* PROBLEM DESCRIPTION
Find each line with the string "Strefy" and report it.

* DATA FOR PROCESSING
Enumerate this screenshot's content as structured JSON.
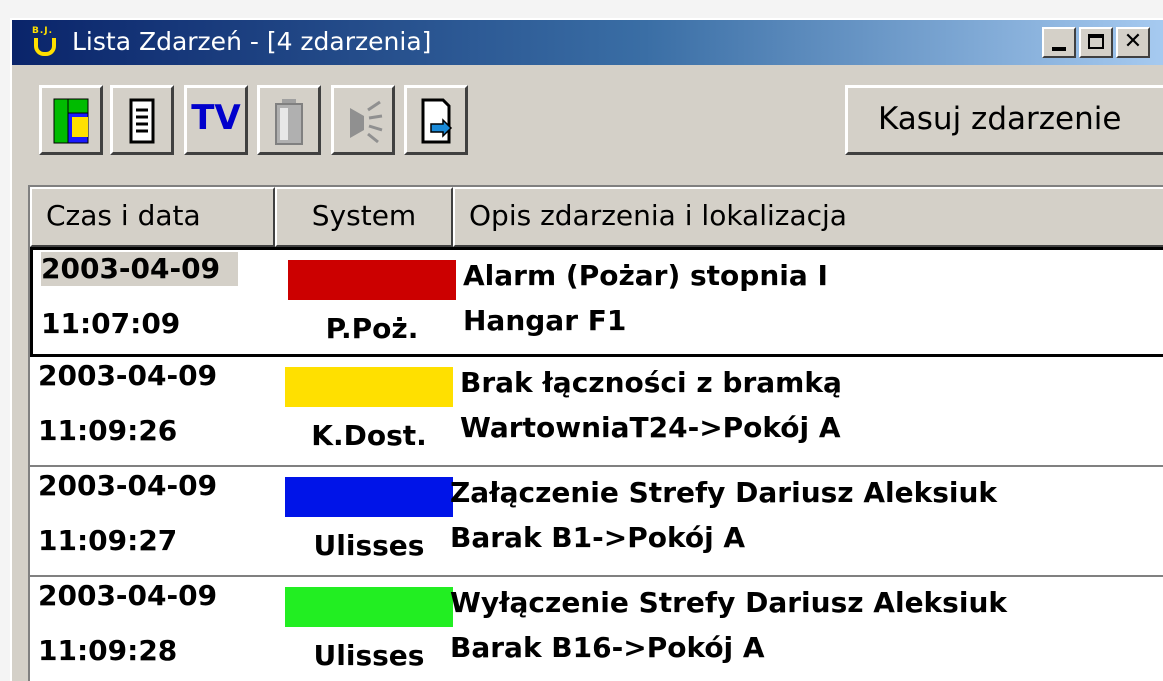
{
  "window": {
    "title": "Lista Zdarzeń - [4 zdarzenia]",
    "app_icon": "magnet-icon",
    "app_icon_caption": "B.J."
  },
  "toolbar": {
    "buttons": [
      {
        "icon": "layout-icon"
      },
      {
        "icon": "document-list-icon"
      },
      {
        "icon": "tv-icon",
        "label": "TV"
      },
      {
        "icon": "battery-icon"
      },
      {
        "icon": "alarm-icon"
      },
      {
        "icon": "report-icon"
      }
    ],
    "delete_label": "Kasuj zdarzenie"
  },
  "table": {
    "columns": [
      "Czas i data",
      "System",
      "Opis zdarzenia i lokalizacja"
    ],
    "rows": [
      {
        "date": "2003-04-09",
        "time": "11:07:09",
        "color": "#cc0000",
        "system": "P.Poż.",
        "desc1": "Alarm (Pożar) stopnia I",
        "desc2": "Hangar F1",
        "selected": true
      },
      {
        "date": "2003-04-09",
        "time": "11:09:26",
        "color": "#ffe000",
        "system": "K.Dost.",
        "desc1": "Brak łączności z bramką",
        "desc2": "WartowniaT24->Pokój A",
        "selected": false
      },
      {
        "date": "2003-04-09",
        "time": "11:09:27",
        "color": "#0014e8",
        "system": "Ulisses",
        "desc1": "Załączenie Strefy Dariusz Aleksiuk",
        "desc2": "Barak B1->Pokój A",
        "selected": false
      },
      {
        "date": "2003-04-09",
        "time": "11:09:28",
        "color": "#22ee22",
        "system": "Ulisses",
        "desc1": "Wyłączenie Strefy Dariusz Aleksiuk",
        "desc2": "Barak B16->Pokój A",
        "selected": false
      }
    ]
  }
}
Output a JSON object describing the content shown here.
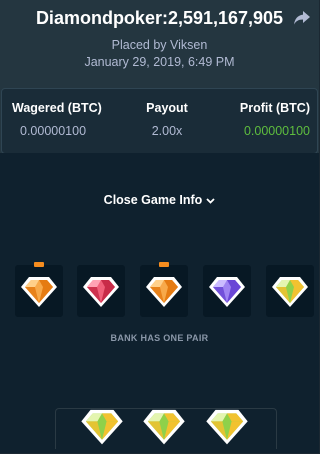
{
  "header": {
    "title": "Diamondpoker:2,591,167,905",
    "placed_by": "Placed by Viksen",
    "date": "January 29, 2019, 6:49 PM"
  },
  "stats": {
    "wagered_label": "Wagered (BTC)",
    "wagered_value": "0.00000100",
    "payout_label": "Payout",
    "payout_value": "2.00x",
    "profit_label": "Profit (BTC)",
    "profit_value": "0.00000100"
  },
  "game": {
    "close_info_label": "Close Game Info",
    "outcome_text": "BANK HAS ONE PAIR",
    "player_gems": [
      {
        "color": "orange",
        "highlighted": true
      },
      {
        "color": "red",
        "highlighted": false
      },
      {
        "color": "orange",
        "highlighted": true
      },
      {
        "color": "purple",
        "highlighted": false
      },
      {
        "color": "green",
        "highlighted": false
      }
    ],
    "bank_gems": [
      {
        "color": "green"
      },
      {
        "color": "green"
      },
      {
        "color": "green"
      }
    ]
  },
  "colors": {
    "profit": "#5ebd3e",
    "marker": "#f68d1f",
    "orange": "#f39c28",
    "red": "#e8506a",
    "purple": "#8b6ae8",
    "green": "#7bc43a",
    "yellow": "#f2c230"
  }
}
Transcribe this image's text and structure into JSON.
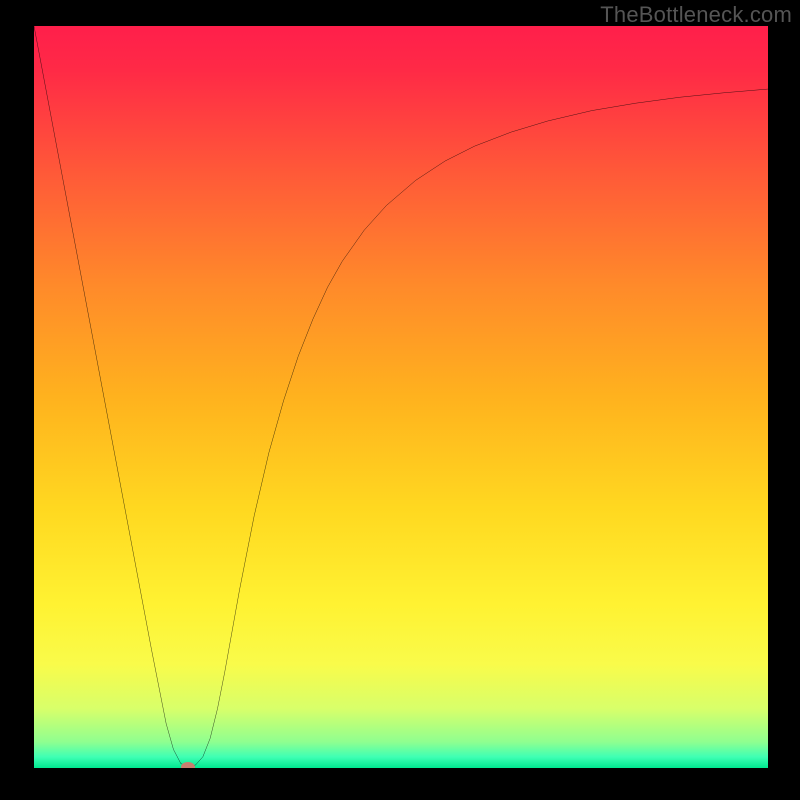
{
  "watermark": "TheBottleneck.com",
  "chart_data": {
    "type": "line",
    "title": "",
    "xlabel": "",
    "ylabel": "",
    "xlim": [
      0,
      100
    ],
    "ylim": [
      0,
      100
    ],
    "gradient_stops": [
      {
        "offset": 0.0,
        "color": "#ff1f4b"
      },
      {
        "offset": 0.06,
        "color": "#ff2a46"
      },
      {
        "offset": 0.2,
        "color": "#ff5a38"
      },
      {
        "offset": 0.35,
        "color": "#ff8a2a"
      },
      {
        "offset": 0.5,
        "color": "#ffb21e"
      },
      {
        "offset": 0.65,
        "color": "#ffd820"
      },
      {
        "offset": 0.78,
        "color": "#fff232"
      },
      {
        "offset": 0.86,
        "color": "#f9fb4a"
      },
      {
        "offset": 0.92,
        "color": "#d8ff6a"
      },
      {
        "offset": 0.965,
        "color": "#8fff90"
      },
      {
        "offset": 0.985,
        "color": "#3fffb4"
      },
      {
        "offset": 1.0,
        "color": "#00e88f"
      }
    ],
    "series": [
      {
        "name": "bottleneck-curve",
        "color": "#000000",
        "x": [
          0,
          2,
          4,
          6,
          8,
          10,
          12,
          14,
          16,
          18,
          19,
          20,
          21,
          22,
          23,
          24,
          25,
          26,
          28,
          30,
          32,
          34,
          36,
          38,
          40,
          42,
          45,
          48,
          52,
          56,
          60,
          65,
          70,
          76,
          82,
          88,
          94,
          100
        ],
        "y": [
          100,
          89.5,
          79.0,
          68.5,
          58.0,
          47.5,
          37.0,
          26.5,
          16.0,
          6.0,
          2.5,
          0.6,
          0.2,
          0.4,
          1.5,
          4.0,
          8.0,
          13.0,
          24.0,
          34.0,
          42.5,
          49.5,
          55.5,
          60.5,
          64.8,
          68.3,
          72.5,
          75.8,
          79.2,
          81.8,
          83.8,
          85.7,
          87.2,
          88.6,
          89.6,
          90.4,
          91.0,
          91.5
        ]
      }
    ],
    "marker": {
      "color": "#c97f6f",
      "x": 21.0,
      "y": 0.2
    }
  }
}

--

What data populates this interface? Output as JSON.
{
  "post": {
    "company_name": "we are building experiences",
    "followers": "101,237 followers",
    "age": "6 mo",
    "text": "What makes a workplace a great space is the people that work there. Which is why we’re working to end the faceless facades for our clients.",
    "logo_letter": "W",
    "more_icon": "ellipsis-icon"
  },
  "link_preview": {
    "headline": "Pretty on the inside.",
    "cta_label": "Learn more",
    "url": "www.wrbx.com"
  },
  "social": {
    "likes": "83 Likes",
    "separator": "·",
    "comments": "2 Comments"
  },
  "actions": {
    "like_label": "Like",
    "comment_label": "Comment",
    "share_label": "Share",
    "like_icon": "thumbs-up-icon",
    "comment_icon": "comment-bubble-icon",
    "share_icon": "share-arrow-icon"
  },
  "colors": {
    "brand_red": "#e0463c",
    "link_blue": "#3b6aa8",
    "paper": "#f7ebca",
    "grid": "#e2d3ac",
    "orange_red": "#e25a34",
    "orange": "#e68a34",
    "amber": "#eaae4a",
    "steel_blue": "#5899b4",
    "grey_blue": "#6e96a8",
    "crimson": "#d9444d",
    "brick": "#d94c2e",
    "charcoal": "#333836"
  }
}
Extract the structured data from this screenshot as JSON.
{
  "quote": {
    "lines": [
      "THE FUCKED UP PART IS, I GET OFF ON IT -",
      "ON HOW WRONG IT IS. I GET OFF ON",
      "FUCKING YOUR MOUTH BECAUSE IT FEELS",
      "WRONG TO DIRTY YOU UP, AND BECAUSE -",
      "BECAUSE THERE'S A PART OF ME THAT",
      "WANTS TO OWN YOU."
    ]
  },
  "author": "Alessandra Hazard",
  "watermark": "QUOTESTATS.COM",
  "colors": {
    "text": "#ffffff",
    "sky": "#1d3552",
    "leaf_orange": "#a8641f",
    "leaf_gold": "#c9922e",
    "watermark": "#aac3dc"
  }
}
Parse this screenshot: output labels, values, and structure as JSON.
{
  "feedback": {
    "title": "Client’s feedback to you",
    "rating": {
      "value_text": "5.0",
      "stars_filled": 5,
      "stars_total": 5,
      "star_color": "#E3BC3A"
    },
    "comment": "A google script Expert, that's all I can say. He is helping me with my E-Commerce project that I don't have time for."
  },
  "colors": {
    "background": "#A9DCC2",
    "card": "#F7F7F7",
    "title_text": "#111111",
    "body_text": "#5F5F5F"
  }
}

* FINAL RESULT
        "desc1": "Załączenie Strefy Dariusz Aleksiuk",
        "desc1": "Wyłączenie Strefy Dariusz Aleksiuk",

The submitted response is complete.